▸ Directions for this task: In your copy, reproduce the entries exactly as they are, minus the images.
====== Information shown
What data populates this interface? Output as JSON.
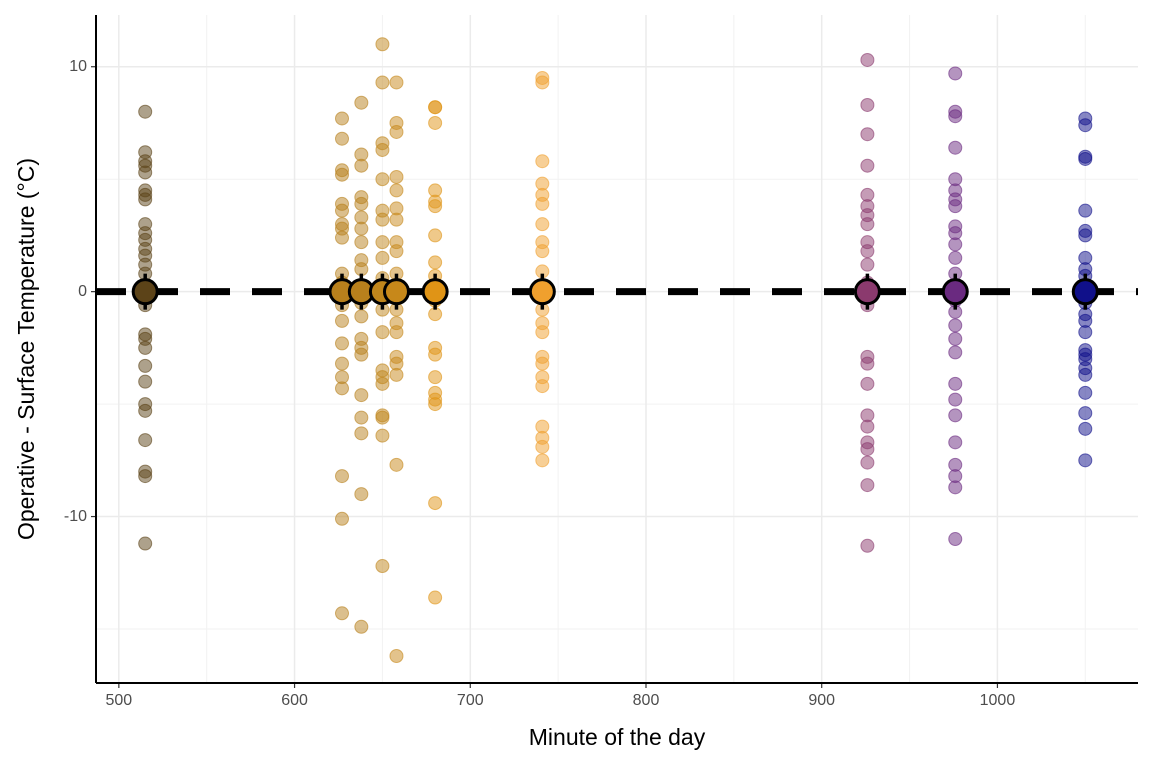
{
  "chart_data": {
    "type": "scatter",
    "x_label": "Minute of the day",
    "y_label": "Operative - Surface Temperature (°C)",
    "xlim": [
      487,
      1080
    ],
    "ylim": [
      -17.4,
      12.3
    ],
    "xticks": [
      500,
      600,
      700,
      800,
      900,
      1000
    ],
    "yticks": [
      -10,
      0,
      10
    ],
    "minor_xticks": [
      550,
      650,
      750,
      850,
      950,
      1050
    ],
    "minor_yticks": [
      -15,
      -5,
      5
    ],
    "grid": true,
    "hline": 0,
    "series": [
      {
        "color": "#5c4318",
        "x": 515,
        "mean": 0,
        "error": 0.8,
        "values": [
          8.0,
          6.2,
          5.8,
          5.6,
          5.3,
          4.5,
          4.3,
          4.1,
          3.0,
          2.6,
          2.3,
          1.9,
          1.6,
          1.2,
          0.8,
          -0.2,
          -0.6,
          -1.9,
          -2.1,
          -2.5,
          -3.3,
          -4.0,
          -5.0,
          -5.3,
          -6.6,
          -8.0,
          -8.2,
          -11.2
        ]
      },
      {
        "color": "#b8801c",
        "x": 627,
        "mean": 0,
        "error": 0.8,
        "values": [
          7.7,
          6.8,
          5.4,
          5.2,
          3.9,
          3.6,
          3.0,
          2.8,
          2.4,
          0.8,
          0.4,
          -0.6,
          -1.3,
          -2.3,
          -3.2,
          -3.8,
          -4.3,
          -8.2,
          -10.1,
          -14.3
        ]
      },
      {
        "color": "#b8801c",
        "x": 638,
        "mean": 0,
        "error": 0.8,
        "values": [
          8.4,
          6.1,
          5.6,
          4.2,
          3.9,
          3.3,
          2.8,
          2.2,
          1.4,
          1.0,
          -0.5,
          -1.1,
          -2.1,
          -2.5,
          -2.8,
          -4.6,
          -5.6,
          -6.3,
          -9.0,
          -14.9
        ]
      },
      {
        "color": "#c0861c",
        "x": 650,
        "mean": 0,
        "error": 0.8,
        "values": [
          11.0,
          9.3,
          6.6,
          6.3,
          5.0,
          3.6,
          3.2,
          2.2,
          1.5,
          0.6,
          -0.8,
          -1.8,
          -3.5,
          -3.8,
          -4.1,
          -5.5,
          -5.6,
          -6.4,
          -12.2
        ]
      },
      {
        "color": "#c7881a",
        "x": 658,
        "mean": 0,
        "error": 0.8,
        "values": [
          9.3,
          7.5,
          7.1,
          5.1,
          4.5,
          3.7,
          3.2,
          2.2,
          1.8,
          0.8,
          -0.8,
          -1.4,
          -1.8,
          -2.9,
          -3.2,
          -3.7,
          -7.7,
          -16.2
        ]
      },
      {
        "color": "#e09416",
        "x": 680,
        "mean": 0,
        "error": 0.8,
        "values": [
          8.2,
          8.2,
          7.5,
          4.5,
          4.0,
          3.8,
          2.5,
          1.3,
          0.7,
          -0.4,
          -1.0,
          -2.5,
          -2.8,
          -3.8,
          -4.5,
          -4.8,
          -5.0,
          -9.4,
          -13.6
        ]
      },
      {
        "color": "#f0a02e",
        "x": 741,
        "mean": 0,
        "error": 0.8,
        "values": [
          9.5,
          9.3,
          5.8,
          4.8,
          4.3,
          3.9,
          3.0,
          2.2,
          1.8,
          0.9,
          -0.2,
          -0.8,
          -1.4,
          -1.8,
          -2.9,
          -3.2,
          -3.8,
          -4.2,
          -6.0,
          -6.5,
          -6.9,
          -7.5
        ]
      },
      {
        "color": "#8b3a6e",
        "x": 926,
        "mean": 0,
        "error": 0.8,
        "values": [
          10.3,
          8.3,
          7.0,
          5.6,
          4.3,
          3.8,
          3.4,
          3.0,
          2.2,
          1.8,
          1.2,
          0.4,
          -0.6,
          -2.9,
          -3.2,
          -4.1,
          -5.5,
          -6.0,
          -6.7,
          -7.0,
          -7.6,
          -8.6,
          -11.3
        ]
      },
      {
        "color": "#6a2a80",
        "x": 976,
        "mean": 0,
        "error": 0.8,
        "values": [
          9.7,
          8.0,
          7.8,
          6.4,
          5.0,
          4.5,
          4.1,
          3.8,
          2.9,
          2.6,
          2.1,
          1.5,
          0.8,
          -0.4,
          -0.9,
          -1.5,
          -2.1,
          -2.7,
          -4.1,
          -4.8,
          -5.5,
          -6.7,
          -7.7,
          -8.2,
          -8.7,
          -11.0
        ]
      },
      {
        "color": "#10108a",
        "x": 1050,
        "mean": 0,
        "error": 0.8,
        "values": [
          7.7,
          7.4,
          6.0,
          5.9,
          3.6,
          2.7,
          2.5,
          1.5,
          1.0,
          0.7,
          0.2,
          -0.5,
          -1.0,
          -1.3,
          -1.8,
          -2.6,
          -2.8,
          -3.0,
          -3.4,
          -3.7,
          -4.5,
          -5.4,
          -6.1,
          -7.5
        ]
      }
    ]
  }
}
============
▸ Result of the exercise:
What data populates this interface? Output as JSON.
{
  "chart_data": {
    "type": "scatter",
    "x_label": "Minute of the day",
    "y_label": "Operative - Surface Temperature (°C)",
    "xlim": [
      487,
      1080
    ],
    "ylim": [
      -17.4,
      12.3
    ],
    "xticks": [
      500,
      600,
      700,
      800,
      900,
      1000
    ],
    "yticks": [
      -10,
      0,
      10
    ],
    "minor_xticks": [
      550,
      650,
      750,
      850,
      950,
      1050
    ],
    "minor_yticks": [
      -15,
      -5,
      5
    ],
    "grid": true,
    "hline": 0,
    "series": [
      {
        "color": "#5c4318",
        "x": 515,
        "mean": 0,
        "error": 0.8,
        "values": [
          8.0,
          6.2,
          5.8,
          5.6,
          5.3,
          4.5,
          4.3,
          4.1,
          3.0,
          2.6,
          2.3,
          1.9,
          1.6,
          1.2,
          0.8,
          -0.2,
          -0.6,
          -1.9,
          -2.1,
          -2.5,
          -3.3,
          -4.0,
          -5.0,
          -5.3,
          -6.6,
          -8.0,
          -8.2,
          -11.2
        ]
      },
      {
        "color": "#b8801c",
        "x": 627,
        "mean": 0,
        "error": 0.8,
        "values": [
          7.7,
          6.8,
          5.4,
          5.2,
          3.9,
          3.6,
          3.0,
          2.8,
          2.4,
          0.8,
          0.4,
          -0.6,
          -1.3,
          -2.3,
          -3.2,
          -3.8,
          -4.3,
          -8.2,
          -10.1,
          -14.3
        ]
      },
      {
        "color": "#b8801c",
        "x": 638,
        "mean": 0,
        "error": 0.8,
        "values": [
          8.4,
          6.1,
          5.6,
          4.2,
          3.9,
          3.3,
          2.8,
          2.2,
          1.4,
          1.0,
          -0.5,
          -1.1,
          -2.1,
          -2.5,
          -2.8,
          -4.6,
          -5.6,
          -6.3,
          -9.0,
          -14.9
        ]
      },
      {
        "color": "#c0861c",
        "x": 650,
        "mean": 0,
        "error": 0.8,
        "values": [
          11.0,
          9.3,
          6.6,
          6.3,
          5.0,
          3.6,
          3.2,
          2.2,
          1.5,
          0.6,
          -0.8,
          -1.8,
          -3.5,
          -3.8,
          -4.1,
          -5.5,
          -5.6,
          -6.4,
          -12.2
        ]
      },
      {
        "color": "#c7881a",
        "x": 658,
        "mean": 0,
        "error": 0.8,
        "values": [
          9.3,
          7.5,
          7.1,
          5.1,
          4.5,
          3.7,
          3.2,
          2.2,
          1.8,
          0.8,
          -0.8,
          -1.4,
          -1.8,
          -2.9,
          -3.2,
          -3.7,
          -7.7,
          -16.2
        ]
      },
      {
        "color": "#e09416",
        "x": 680,
        "mean": 0,
        "error": 0.8,
        "values": [
          8.2,
          8.2,
          7.5,
          4.5,
          4.0,
          3.8,
          2.5,
          1.3,
          0.7,
          -0.4,
          -1.0,
          -2.5,
          -2.8,
          -3.8,
          -4.5,
          -4.8,
          -5.0,
          -9.4,
          -13.6
        ]
      },
      {
        "color": "#f0a02e",
        "x": 741,
        "mean": 0,
        "error": 0.8,
        "values": [
          9.5,
          9.3,
          5.8,
          4.8,
          4.3,
          3.9,
          3.0,
          2.2,
          1.8,
          0.9,
          -0.2,
          -0.8,
          -1.4,
          -1.8,
          -2.9,
          -3.2,
          -3.8,
          -4.2,
          -6.0,
          -6.5,
          -6.9,
          -7.5
        ]
      },
      {
        "color": "#8b3a6e",
        "x": 926,
        "mean": 0,
        "error": 0.8,
        "values": [
          10.3,
          8.3,
          7.0,
          5.6,
          4.3,
          3.8,
          3.4,
          3.0,
          2.2,
          1.8,
          1.2,
          0.4,
          -0.6,
          -2.9,
          -3.2,
          -4.1,
          -5.5,
          -6.0,
          -6.7,
          -7.0,
          -7.6,
          -8.6,
          -11.3
        ]
      },
      {
        "color": "#6a2a80",
        "x": 976,
        "mean": 0,
        "error": 0.8,
        "values": [
          9.7,
          8.0,
          7.8,
          6.4,
          5.0,
          4.5,
          4.1,
          3.8,
          2.9,
          2.6,
          2.1,
          1.5,
          0.8,
          -0.4,
          -0.9,
          -1.5,
          -2.1,
          -2.7,
          -4.1,
          -4.8,
          -5.5,
          -6.7,
          -7.7,
          -8.2,
          -8.7,
          -11.0
        ]
      },
      {
        "color": "#10108a",
        "x": 1050,
        "mean": 0,
        "error": 0.8,
        "values": [
          7.7,
          7.4,
          6.0,
          5.9,
          3.6,
          2.7,
          2.5,
          1.5,
          1.0,
          0.7,
          0.2,
          -0.5,
          -1.0,
          -1.3,
          -1.8,
          -2.6,
          -2.8,
          -3.0,
          -3.4,
          -3.7,
          -4.5,
          -5.4,
          -6.1,
          -7.5
        ]
      }
    ]
  }
}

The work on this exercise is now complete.